STATED PROBLEM:
Look through the material below. Copy every line with the string "Sauteed" in it.

(Dataset entries)
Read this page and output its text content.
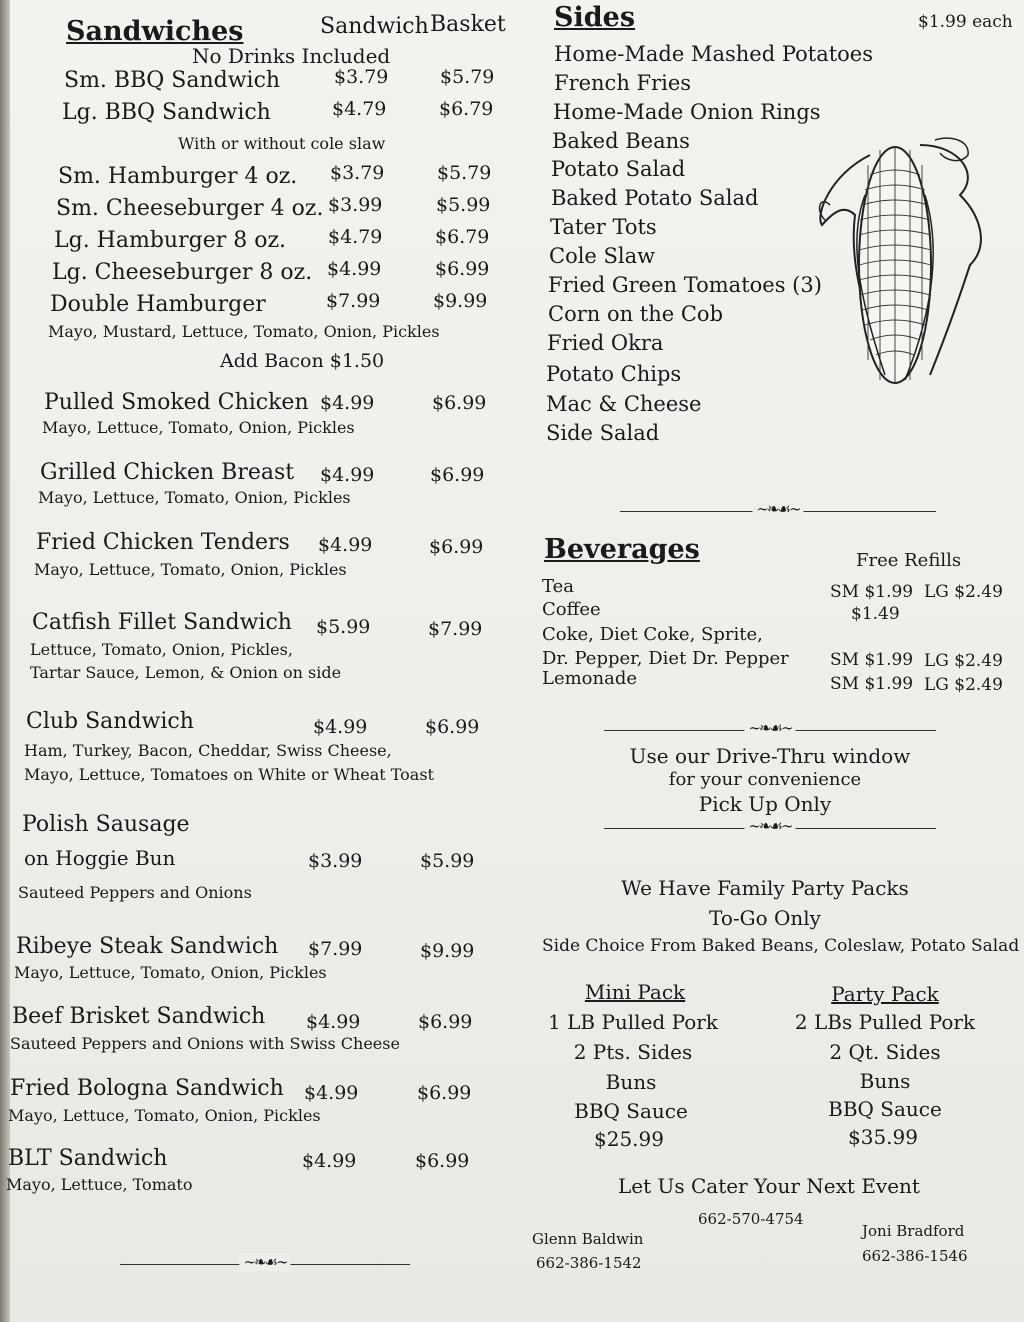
Sandwiches	Sandwich Basket
No Drinks Included
Sm. BBQ Sandwich	$3.79	$5.79
Lg. BBQ Sandwich	$4.79	$6.79
With or without cole slaw
Sm. Hamburger 4 oz. $3.79	$5.79
Sm. Cheeseburger 4 oz. $3.99	$5.99
Lg. Hamburger 8 oz. $4.79	$6.79
Lg. Cheeseburger 8 oz. $4.99	$6.99
Double Hamburger	$7.99	$9.99
Mayo, Mustard, Lettuce, Tomato, Onion, Pickles
Add Bacon $1.50
Pulled Smoked Chicken $4.99	$6.99
Mayo, Lettuce, Tomato, Onion, Pickles
Grilled Chicken Breast $4.99	$6.99
Mayo, Lettuce, Tomato, Onion, Pickles
Fried Chicken Tenders $4.99	$6.99
Mayo, Lettuce, Tomato, Onion, Pickles
Catfish Fillet Sandwich $5.99	$7.99
Lettuce, Tomato, Onion, Pickles,
Tartar Sauce, Lemon, & Onion on side
Club Sandwich	$4.99	$6.99
Ham, Turkey, Bacon, Cheddar, Swiss Cheese,
Mayo, Lettuce, Tomatoes on White or Wheat Toast
Polish Sausage
on Hoggie Bun	$3.99	$5.99
Sauteed Peppers and Onions
Ribeye Steak Sandwich $7.99	$9.99
Mayo, Lettuce, Tomato, Onion, Pickles
Beef Brisket Sandwich $4.99	$6.99
Sauteed Peppers and Onions with Swiss Cheese
Fried Bologna Sandwich $4.99	$6.99
Mayo, Lettuce, Tomato, Onion, Pickles
BLT Sandwich	$4.99	$6.99
Mayo, Lettuce, Tomato
∼❧☙∼
Sides	$1.99 each
Home-Made Mashed Potatoes
French Fries
Home-Made Onion Rings
Baked Beans
Potato Salad
Baked Potato Salad
Tater Tots
Cole Slaw
Fried Green Tomatoes (3)
Corn on the Cob
Fried Okra
Potato Chips
Mac & Cheese
Side Salad
∼❧☙∼
Beverages	Free Refills
Tea	SM $1.99 LG $2.49
Coffee	$1.49
Coke, Diet Coke, Sprite,
Dr. Pepper, Diet Dr. Pepper SM $1.99 LG $2.49
Lemonade	SM $1.99 LG $2.49
∼❧☙∼
Use our Drive-Thru window
for your convenience
Pick Up Only
∼❧☙∼
We Have Family Party Packs
To-Go Only
Side Choice From Baked Beans, Coleslaw, Potato Salad
Mini Pack
1 LB Pulled Pork
2 Pts. Sides
Buns
BBQ Sauce
$25.99
Party Pack
2 LBs Pulled Pork
2 Qt. Sides
Buns
BBQ Sauce
$35.99
Let Us Cater Your Next Event
662-570-4754
Glenn Baldwin
662-386-1542
Joni Bradford
662-386-1546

EXERCISE ANSWER:
Sauteed Peppers and Onions
Sauteed Peppers and Onions with Swiss Cheese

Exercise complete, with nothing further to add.